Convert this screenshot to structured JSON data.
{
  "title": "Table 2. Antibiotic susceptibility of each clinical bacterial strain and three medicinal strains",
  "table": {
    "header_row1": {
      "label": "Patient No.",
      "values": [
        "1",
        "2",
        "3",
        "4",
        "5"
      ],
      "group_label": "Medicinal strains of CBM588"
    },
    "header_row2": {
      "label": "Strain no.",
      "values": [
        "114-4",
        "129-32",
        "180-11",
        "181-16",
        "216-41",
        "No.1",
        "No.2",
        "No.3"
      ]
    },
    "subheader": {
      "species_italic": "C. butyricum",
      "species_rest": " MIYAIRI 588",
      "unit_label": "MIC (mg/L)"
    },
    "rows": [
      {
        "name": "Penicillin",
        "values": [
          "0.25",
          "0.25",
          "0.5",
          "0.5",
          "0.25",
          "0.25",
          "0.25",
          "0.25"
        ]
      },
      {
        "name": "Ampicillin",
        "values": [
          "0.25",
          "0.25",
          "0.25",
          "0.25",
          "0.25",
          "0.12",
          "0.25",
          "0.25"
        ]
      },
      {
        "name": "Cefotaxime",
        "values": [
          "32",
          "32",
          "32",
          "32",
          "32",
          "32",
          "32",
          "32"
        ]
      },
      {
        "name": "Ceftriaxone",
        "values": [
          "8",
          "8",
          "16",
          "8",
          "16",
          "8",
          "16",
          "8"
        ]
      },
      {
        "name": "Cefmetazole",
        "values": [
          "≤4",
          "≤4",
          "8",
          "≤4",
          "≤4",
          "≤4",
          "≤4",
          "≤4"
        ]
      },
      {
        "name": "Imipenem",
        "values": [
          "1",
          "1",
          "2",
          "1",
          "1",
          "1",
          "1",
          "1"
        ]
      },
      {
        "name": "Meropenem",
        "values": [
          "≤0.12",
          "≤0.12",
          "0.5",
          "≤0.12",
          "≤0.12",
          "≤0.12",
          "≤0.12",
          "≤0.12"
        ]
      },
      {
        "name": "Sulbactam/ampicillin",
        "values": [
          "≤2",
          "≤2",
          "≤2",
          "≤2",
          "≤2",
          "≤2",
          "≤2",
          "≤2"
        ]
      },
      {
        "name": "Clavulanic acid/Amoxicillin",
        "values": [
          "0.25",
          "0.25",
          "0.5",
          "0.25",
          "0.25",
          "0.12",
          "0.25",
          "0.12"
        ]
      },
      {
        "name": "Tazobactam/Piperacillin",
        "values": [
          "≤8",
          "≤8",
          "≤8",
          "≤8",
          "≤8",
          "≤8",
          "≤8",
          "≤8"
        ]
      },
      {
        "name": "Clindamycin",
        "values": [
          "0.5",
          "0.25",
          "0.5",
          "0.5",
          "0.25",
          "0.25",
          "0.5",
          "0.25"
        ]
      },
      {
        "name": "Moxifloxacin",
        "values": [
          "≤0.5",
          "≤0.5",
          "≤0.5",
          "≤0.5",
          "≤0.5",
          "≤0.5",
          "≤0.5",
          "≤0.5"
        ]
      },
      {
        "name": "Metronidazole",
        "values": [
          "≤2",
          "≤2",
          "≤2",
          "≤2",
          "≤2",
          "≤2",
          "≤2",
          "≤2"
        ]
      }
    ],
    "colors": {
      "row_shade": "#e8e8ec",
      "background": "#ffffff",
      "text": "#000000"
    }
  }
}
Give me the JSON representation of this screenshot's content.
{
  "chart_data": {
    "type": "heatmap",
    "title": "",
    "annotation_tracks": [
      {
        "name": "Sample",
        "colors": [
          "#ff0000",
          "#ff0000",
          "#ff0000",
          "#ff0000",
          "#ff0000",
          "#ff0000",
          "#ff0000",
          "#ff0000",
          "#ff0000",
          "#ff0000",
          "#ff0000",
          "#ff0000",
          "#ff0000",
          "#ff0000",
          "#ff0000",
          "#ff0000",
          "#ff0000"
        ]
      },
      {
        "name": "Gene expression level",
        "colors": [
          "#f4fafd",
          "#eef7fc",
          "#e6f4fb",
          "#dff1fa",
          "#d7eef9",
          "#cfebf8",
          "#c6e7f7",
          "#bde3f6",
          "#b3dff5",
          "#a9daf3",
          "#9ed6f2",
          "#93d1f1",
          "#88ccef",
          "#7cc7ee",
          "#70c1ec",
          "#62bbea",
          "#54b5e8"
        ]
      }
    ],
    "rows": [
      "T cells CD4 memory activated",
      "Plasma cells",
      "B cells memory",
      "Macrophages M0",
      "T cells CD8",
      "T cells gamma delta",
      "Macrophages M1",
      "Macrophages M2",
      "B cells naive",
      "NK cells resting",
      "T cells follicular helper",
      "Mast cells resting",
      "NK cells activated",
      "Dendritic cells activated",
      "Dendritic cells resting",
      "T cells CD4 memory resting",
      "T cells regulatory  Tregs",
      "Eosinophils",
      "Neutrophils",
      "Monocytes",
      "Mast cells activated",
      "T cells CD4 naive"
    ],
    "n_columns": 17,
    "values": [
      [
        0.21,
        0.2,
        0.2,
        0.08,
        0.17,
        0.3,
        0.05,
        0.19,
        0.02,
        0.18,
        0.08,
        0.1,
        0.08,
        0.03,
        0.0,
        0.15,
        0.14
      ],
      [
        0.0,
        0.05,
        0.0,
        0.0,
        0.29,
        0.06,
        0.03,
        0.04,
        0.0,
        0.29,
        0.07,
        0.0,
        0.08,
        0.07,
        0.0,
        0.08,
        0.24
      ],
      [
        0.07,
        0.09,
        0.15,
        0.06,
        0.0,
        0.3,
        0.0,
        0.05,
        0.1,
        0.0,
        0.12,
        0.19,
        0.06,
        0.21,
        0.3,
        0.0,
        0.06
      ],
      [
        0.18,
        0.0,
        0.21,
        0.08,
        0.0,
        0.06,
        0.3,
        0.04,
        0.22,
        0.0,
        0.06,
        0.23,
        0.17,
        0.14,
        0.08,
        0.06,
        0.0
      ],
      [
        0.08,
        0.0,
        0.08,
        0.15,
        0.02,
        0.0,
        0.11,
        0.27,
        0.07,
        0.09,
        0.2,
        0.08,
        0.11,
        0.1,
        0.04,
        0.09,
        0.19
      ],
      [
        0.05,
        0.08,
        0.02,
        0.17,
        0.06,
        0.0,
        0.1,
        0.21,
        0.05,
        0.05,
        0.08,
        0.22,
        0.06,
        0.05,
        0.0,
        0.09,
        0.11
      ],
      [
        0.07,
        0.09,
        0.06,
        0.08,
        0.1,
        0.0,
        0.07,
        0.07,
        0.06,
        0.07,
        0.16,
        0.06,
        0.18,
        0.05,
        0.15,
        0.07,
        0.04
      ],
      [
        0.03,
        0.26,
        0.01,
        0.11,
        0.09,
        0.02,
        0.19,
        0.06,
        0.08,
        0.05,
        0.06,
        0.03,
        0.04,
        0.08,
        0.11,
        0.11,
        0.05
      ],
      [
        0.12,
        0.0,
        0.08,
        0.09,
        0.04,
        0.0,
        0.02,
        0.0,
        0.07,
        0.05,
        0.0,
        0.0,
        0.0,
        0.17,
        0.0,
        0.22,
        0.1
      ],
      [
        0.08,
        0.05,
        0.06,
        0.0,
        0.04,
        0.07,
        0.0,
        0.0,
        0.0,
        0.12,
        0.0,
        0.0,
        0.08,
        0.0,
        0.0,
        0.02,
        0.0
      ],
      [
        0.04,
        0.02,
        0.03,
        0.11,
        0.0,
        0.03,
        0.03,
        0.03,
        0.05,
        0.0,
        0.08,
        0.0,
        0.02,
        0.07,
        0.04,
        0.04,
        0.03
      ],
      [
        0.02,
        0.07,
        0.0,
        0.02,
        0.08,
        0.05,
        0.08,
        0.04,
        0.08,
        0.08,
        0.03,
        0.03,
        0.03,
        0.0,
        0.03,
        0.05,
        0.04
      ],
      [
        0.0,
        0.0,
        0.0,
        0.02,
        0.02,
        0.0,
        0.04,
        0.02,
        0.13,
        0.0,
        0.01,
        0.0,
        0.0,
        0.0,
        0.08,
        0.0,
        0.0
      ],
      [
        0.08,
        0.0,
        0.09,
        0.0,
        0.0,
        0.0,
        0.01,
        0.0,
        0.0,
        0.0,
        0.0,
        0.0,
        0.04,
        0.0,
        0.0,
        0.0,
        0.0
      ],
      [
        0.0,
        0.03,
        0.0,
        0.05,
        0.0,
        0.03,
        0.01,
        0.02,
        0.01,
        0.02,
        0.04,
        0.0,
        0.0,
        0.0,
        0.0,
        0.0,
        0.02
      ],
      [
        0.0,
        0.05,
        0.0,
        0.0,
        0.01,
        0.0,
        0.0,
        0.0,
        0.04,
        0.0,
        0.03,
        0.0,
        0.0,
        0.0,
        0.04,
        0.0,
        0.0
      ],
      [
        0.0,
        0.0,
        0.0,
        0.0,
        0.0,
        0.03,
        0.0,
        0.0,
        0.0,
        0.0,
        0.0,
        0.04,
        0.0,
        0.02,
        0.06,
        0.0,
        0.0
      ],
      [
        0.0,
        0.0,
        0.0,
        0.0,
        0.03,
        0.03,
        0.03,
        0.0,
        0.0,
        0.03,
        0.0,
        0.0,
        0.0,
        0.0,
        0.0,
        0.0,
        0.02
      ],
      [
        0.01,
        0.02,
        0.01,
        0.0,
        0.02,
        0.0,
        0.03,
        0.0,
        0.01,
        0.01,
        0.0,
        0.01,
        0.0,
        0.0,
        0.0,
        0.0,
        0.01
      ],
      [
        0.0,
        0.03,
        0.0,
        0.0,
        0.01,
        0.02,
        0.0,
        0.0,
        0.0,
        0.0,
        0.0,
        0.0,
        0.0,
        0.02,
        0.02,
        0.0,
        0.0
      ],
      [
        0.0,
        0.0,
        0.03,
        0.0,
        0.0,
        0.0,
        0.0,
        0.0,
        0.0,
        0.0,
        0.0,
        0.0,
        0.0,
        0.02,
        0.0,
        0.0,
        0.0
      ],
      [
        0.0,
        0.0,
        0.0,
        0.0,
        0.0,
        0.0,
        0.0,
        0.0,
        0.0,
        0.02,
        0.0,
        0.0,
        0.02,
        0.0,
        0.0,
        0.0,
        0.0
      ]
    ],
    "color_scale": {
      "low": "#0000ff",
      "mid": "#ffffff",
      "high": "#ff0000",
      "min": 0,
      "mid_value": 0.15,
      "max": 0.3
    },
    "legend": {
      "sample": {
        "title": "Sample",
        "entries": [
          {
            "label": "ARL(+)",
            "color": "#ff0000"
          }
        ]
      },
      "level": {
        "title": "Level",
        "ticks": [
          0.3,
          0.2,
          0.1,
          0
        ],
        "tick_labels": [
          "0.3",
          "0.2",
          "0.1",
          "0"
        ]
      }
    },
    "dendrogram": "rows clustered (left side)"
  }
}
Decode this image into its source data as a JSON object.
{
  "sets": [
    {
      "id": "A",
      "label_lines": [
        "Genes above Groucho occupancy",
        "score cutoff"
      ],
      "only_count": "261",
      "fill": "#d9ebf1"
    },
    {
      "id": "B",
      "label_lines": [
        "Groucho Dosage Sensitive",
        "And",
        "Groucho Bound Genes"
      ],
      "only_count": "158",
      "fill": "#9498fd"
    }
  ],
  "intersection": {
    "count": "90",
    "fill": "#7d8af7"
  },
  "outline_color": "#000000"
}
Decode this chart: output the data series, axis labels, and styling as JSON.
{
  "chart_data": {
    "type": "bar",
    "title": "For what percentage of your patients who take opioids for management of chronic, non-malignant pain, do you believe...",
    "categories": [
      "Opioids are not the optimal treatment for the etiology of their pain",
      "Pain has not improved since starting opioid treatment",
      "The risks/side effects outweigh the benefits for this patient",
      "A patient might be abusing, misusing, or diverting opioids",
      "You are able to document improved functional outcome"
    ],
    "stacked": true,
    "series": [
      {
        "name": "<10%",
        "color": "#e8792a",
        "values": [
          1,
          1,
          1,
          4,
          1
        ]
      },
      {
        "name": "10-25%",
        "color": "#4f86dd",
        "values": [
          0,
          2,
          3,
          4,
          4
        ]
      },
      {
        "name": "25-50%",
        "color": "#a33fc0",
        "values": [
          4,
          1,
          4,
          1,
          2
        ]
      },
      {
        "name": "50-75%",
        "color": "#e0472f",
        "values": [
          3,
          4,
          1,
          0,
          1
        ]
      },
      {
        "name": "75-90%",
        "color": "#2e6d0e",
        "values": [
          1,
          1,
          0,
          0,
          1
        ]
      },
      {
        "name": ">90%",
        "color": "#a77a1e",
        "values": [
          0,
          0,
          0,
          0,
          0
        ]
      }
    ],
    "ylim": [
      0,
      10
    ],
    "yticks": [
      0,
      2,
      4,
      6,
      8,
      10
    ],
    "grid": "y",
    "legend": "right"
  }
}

» **WHAT YOU NEED TO DO**:
From the data, pick out every line that includes "resting".

» **EXERCISE RESULT**:
      "NK cells resting",
      "Mast cells resting",
      "Dendritic cells resting",
      "T cells CD4 memory resting",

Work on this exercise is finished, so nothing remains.